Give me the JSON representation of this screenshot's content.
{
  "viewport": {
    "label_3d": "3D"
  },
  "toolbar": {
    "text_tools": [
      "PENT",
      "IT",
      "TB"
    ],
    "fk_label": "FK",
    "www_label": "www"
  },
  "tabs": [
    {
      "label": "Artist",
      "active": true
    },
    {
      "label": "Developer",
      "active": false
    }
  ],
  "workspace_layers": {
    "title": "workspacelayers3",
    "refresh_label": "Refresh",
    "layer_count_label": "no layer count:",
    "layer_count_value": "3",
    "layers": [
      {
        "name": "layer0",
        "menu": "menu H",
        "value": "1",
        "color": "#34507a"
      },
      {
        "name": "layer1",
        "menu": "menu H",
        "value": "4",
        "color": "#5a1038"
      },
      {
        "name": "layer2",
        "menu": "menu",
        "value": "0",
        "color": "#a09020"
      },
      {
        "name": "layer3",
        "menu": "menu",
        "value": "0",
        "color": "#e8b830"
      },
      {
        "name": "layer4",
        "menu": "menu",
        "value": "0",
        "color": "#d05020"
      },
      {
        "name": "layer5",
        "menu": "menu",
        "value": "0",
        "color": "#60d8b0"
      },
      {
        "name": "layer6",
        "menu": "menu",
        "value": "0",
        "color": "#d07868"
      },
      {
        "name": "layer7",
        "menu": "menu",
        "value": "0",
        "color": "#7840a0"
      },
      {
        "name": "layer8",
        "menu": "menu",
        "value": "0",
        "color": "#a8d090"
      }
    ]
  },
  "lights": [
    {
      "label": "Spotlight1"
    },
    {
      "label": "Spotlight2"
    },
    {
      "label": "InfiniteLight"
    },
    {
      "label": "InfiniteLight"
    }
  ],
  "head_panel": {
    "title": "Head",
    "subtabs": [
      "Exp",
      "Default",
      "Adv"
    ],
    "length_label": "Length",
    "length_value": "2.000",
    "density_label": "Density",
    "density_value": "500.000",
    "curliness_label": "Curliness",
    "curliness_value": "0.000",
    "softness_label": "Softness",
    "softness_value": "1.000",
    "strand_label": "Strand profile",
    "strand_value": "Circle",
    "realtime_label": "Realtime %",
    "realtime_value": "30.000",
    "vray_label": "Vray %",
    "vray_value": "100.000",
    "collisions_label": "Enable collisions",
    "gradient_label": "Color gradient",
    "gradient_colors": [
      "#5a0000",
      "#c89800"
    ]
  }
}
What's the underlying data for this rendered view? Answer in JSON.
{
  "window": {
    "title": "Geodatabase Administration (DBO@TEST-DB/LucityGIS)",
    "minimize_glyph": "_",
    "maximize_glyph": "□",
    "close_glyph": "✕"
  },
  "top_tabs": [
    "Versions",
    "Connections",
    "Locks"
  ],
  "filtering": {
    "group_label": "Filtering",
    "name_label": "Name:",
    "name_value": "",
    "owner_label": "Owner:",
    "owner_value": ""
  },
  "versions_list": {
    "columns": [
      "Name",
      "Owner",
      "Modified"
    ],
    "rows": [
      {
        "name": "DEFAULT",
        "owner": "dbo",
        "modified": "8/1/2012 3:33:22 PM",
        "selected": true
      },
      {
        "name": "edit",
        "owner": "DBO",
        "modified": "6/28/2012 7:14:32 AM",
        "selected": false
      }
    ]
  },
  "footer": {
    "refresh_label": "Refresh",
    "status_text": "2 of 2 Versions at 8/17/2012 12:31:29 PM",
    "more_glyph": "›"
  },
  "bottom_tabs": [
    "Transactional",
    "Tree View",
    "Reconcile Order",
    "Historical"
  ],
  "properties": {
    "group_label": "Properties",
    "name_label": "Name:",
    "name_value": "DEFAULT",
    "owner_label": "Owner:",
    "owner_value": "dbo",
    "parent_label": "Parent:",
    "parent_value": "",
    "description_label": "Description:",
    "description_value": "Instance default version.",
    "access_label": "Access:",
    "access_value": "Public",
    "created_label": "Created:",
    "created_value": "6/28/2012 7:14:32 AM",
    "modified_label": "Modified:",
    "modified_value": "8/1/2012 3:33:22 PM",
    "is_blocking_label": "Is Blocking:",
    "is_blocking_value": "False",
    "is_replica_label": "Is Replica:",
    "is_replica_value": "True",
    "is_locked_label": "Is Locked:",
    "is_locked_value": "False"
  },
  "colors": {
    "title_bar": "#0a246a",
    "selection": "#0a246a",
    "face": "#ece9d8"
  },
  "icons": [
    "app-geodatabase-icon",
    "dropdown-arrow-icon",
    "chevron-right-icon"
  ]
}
:::
#### What is needed
Transcribe the material exactly as it reads.

#### Result of the exercise
Give me the JSON representation of this screenshot's content.
{
  "viewport": {
    "label_3d": "3D"
  },
  "toolbar": {
    "text_tools": [
      "PENT",
      "IT",
      "TB"
    ],
    "fk_label": "FK",
    "www_label": "www"
  },
  "tabs": [
    {
      "label": "Artist",
      "active": true
    },
    {
      "label": "Developer",
      "active": false
    }
  ],
  "workspace_layers": {
    "title": "workspacelayers3",
    "refresh_label": "Refresh",
    "layer_count_label": "no layer count:",
    "layer_count_value": "3",
    "layers": [
      {
        "name": "layer0",
        "menu": "menu H",
        "value": "1",
        "color": "#34507a"
      },
      {
        "name": "layer1",
        "menu": "menu H",
        "value": "4",
        "color": "#5a1038"
      },
      {
        "name": "layer2",
        "menu": "menu",
        "value": "0",
        "color": "#a09020"
      },
      {
        "name": "layer3",
        "menu": "menu",
        "value": "0",
        "color": "#e8b830"
      },
      {
        "name": "layer4",
        "menu": "menu",
        "value": "0",
        "color": "#d05020"
      },
      {
        "name": "layer5",
        "menu": "menu",
        "value": "0",
        "color": "#60d8b0"
      },
      {
        "name": "layer6",
        "menu": "menu",
        "value": "0",
        "color": "#d07868"
      },
      {
        "name": "layer7",
        "menu": "menu",
        "value": "0",
        "color": "#7840a0"
      },
      {
        "name": "layer8",
        "menu": "menu",
        "value": "0",
        "color": "#a8d090"
      }
    ]
  },
  "lights": [
    {
      "label": "Spotlight1"
    },
    {
      "label": "Spotlight2"
    },
    {
      "label": "InfiniteLight"
    },
    {
      "label": "InfiniteLight"
    }
  ],
  "head_panel": {
    "title": "Head",
    "subtabs": [
      "Exp",
      "Default",
      "Adv"
    ],
    "length_label": "Length",
    "length_value": "2.000",
    "density_label": "Density",
    "density_value": "500.000",
    "curliness_label": "Curliness",
    "curliness_value": "0.000",
    "softness_label": "Softness",
    "softness_value": "1.000",
    "strand_label": "Strand profile",
    "strand_value": "Circle",
    "realtime_label": "Realtime %",
    "realtime_value": "30.000",
    "vray_label": "Vray %",
    "vray_value": "100.000",
    "collisions_label": "Enable collisions",
    "gradient_label": "Color gradient",
    "gradient_colors": [
      "#5a0000",
      "#c89800"
    ]
  }
}
What's the underlying data for this rendered view? Answer in JSON.
{
  "window": {
    "title": "Geodatabase Administration (DBO@TEST-DB/LucityGIS)",
    "minimize_glyph": "_",
    "maximize_glyph": "□",
    "close_glyph": "✕"
  },
  "top_tabs": [
    "Versions",
    "Connections",
    "Locks"
  ],
  "filtering": {
    "group_label": "Filtering",
    "name_label": "Name:",
    "name_value": "",
    "owner_label": "Owner:",
    "owner_value": ""
  },
  "versions_list": {
    "columns": [
      "Name",
      "Owner",
      "Modified"
    ],
    "rows": [
      {
        "name": "DEFAULT",
        "owner": "dbo",
        "modified": "8/1/2012 3:33:22 PM",
        "selected": true
      },
      {
        "name": "edit",
        "owner": "DBO",
        "modified": "6/28/2012 7:14:32 AM",
        "selected": false
      }
    ]
  },
  "footer": {
    "refresh_label": "Refresh",
    "status_text": "2 of 2 Versions at 8/17/2012 12:31:29 PM",
    "more_glyph": "›"
  },
  "bottom_tabs": [
    "Transactional",
    "Tree View",
    "Reconcile Order",
    "Historical"
  ],
  "properties": {
    "group_label": "Properties",
    "name_label": "Name:",
    "name_value": "DEFAULT",
    "owner_label": "Owner:",
    "owner_value": "dbo",
    "parent_label": "Parent:",
    "parent_value": "",
    "description_label": "Description:",
    "description_value": "Instance default version.",
    "access_label": "Access:",
    "access_value": "Public",
    "created_label": "Created:",
    "created_value": "6/28/2012 7:14:32 AM",
    "modified_label": "Modified:",
    "modified_value": "8/1/2012 3:33:22 PM",
    "is_blocking_label": "Is Blocking:",
    "is_blocking_value": "False",
    "is_replica_label": "Is Replica:",
    "is_replica_value": "True",
    "is_locked_label": "Is Locked:",
    "is_locked_value": "False"
  },
  "colors": {
    "title_bar": "#0a246a",
    "selection": "#0a246a",
    "face": "#ece9d8"
  },
  "icons": [
    "app-geodatabase-icon",
    "dropdown-arrow-icon",
    "chevron-right-icon"
  ]
}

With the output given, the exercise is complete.